(A block of data)
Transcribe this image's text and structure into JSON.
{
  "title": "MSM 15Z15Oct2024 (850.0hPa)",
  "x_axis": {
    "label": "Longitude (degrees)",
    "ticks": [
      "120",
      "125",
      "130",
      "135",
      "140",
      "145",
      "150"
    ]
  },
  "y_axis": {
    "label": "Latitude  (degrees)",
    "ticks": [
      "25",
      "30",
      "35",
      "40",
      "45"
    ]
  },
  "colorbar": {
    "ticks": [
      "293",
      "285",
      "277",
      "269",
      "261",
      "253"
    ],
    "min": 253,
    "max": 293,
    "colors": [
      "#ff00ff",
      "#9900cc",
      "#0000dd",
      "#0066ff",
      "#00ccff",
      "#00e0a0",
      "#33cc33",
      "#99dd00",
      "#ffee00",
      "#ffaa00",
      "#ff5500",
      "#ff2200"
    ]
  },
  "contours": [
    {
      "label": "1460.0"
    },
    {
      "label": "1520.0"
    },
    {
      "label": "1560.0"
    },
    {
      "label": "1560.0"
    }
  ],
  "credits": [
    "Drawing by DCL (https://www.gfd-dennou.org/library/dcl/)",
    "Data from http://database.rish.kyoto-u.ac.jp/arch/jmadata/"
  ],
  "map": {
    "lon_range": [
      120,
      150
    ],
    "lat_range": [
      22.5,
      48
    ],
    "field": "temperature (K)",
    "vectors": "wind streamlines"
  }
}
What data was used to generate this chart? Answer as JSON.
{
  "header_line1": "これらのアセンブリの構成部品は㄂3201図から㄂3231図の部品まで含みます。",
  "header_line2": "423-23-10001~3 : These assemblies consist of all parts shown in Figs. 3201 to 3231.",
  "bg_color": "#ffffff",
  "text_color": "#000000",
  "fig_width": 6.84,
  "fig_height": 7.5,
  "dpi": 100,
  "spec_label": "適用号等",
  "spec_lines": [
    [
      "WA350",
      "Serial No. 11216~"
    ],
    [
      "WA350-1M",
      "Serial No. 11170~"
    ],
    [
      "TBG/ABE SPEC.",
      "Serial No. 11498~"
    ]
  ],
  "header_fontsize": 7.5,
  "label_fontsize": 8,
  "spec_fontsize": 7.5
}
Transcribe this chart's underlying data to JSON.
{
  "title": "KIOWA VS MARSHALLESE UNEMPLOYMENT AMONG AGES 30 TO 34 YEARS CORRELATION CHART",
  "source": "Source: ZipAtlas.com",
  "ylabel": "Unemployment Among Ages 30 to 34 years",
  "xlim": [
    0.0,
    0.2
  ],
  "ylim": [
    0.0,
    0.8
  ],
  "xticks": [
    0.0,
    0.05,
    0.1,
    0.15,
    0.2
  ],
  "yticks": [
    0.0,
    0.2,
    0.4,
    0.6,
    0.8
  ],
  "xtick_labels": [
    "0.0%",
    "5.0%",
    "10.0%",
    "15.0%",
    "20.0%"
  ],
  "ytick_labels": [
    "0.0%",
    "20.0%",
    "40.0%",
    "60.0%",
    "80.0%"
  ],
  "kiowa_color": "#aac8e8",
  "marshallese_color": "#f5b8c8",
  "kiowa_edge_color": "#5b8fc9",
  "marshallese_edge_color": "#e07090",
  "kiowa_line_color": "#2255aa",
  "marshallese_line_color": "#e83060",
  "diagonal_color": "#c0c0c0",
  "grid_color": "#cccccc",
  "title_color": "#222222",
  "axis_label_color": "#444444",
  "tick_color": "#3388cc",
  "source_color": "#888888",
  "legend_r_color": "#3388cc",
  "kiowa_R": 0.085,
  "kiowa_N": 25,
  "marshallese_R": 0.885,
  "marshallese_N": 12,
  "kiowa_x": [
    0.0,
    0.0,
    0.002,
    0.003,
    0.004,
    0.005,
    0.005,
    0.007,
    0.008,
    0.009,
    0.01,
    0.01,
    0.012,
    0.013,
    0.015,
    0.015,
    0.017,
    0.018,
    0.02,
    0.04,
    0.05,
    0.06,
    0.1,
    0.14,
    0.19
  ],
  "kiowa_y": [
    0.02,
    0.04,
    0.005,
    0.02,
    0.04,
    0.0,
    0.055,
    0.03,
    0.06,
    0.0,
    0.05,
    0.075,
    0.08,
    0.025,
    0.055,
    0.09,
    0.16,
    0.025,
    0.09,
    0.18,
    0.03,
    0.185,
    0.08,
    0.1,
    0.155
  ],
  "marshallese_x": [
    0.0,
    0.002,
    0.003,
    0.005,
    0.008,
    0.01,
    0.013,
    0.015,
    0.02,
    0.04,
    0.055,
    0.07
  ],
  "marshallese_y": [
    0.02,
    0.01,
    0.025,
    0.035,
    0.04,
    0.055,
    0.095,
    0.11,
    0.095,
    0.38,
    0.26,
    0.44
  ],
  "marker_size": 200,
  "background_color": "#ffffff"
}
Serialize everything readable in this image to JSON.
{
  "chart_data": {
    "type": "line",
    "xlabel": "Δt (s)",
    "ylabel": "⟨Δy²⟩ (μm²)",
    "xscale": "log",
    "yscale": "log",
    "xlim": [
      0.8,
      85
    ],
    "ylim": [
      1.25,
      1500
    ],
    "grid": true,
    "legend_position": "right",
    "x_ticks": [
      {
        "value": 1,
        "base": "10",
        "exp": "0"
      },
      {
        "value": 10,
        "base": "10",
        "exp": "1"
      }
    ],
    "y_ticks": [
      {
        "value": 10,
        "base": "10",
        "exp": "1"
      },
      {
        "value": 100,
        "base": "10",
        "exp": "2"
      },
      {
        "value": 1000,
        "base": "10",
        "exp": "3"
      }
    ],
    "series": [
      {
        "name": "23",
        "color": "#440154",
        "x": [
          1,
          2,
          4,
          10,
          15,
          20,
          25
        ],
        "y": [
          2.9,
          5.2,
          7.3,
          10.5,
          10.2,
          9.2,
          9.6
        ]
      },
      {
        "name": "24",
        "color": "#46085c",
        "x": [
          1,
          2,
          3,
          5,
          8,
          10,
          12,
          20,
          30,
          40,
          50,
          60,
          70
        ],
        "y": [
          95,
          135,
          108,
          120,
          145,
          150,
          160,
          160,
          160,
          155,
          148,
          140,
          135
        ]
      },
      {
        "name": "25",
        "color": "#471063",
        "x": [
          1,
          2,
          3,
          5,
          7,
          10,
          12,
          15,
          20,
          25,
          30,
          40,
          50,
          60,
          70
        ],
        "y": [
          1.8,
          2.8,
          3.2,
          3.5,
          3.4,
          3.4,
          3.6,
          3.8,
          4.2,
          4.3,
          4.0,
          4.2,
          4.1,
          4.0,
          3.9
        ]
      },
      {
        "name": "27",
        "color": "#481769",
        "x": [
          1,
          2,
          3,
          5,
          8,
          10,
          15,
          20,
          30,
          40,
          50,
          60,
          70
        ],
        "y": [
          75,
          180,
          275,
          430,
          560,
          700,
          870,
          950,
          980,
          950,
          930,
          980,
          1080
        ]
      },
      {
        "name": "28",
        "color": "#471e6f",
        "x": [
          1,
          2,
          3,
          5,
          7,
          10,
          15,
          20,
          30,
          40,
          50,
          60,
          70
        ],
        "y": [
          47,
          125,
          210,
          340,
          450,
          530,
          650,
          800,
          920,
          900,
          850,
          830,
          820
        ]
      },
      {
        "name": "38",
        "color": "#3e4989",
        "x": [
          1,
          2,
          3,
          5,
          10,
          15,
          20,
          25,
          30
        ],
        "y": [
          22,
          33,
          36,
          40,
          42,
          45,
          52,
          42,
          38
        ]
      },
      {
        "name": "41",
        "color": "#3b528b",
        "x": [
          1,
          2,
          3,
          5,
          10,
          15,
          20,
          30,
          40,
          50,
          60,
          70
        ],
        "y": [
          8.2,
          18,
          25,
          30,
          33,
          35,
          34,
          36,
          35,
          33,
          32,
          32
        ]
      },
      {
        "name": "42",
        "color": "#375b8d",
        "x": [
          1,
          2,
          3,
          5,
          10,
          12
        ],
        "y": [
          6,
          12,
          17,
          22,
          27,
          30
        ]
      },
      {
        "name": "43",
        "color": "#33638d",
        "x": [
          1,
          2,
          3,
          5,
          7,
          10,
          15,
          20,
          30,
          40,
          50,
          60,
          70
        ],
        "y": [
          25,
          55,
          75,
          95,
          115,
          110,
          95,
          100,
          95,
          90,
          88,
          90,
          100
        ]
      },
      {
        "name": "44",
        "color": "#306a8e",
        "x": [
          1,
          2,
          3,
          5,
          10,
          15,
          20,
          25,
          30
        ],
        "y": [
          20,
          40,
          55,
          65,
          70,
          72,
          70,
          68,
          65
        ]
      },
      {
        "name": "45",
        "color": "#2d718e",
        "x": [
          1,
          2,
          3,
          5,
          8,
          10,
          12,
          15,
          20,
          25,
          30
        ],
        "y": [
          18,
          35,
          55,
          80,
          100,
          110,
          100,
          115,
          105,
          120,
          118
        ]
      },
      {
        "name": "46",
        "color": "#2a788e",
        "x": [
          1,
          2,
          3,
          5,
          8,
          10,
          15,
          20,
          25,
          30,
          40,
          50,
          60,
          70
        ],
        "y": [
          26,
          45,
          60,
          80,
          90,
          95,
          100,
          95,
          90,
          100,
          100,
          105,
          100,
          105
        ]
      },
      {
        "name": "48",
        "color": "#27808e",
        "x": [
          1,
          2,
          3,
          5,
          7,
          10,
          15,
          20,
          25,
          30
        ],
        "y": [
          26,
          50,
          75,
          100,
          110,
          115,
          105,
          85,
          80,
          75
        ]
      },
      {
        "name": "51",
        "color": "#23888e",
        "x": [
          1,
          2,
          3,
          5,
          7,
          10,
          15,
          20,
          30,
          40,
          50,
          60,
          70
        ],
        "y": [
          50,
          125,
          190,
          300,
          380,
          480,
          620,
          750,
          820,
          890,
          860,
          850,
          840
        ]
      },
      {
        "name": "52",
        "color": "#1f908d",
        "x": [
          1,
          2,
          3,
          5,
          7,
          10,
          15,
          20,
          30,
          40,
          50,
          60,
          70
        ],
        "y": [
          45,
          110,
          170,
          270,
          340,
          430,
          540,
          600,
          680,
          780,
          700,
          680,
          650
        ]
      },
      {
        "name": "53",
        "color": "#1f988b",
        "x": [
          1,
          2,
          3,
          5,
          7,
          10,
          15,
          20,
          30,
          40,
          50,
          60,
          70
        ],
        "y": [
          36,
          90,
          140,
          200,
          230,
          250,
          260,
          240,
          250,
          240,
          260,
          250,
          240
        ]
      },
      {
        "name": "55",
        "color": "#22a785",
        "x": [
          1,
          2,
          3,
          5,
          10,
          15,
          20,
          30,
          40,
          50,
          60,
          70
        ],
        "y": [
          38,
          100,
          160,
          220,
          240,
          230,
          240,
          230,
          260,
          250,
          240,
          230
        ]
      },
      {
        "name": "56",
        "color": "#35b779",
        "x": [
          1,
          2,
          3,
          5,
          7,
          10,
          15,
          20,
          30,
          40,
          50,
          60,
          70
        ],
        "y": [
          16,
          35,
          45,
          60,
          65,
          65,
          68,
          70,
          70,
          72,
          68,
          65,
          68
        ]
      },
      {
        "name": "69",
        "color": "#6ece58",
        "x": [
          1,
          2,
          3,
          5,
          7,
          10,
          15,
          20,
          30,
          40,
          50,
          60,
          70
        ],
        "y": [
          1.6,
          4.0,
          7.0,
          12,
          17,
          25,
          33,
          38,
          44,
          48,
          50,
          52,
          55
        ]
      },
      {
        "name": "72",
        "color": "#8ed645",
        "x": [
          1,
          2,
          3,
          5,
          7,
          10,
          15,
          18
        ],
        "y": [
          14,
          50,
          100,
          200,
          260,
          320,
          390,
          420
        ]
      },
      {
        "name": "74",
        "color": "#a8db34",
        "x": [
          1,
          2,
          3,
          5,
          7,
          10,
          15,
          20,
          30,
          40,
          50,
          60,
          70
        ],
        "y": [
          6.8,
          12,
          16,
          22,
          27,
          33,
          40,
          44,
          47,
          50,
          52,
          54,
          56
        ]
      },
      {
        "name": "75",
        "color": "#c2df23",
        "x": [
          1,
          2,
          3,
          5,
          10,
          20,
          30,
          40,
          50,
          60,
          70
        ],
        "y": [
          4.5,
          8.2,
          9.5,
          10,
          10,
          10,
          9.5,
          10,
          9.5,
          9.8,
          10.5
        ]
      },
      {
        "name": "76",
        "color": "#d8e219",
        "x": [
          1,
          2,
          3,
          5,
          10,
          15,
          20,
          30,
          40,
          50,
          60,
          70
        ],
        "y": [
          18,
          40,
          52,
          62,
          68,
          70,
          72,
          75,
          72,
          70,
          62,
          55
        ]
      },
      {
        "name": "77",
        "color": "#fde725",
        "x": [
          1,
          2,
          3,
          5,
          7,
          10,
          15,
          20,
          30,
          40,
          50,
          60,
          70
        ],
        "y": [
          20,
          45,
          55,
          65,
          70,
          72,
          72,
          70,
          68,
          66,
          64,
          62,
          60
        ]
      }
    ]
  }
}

WHAT TO WORK ON: Find every line in the records above that contains the word "JSON", and copy each one.

OUTPUT:
Transcribe this image's text and structure into JSON.
What data was used to generate this chart? Answer as JSON.
Transcribe this chart's underlying data to JSON.
Serialize everything readable in this image to JSON.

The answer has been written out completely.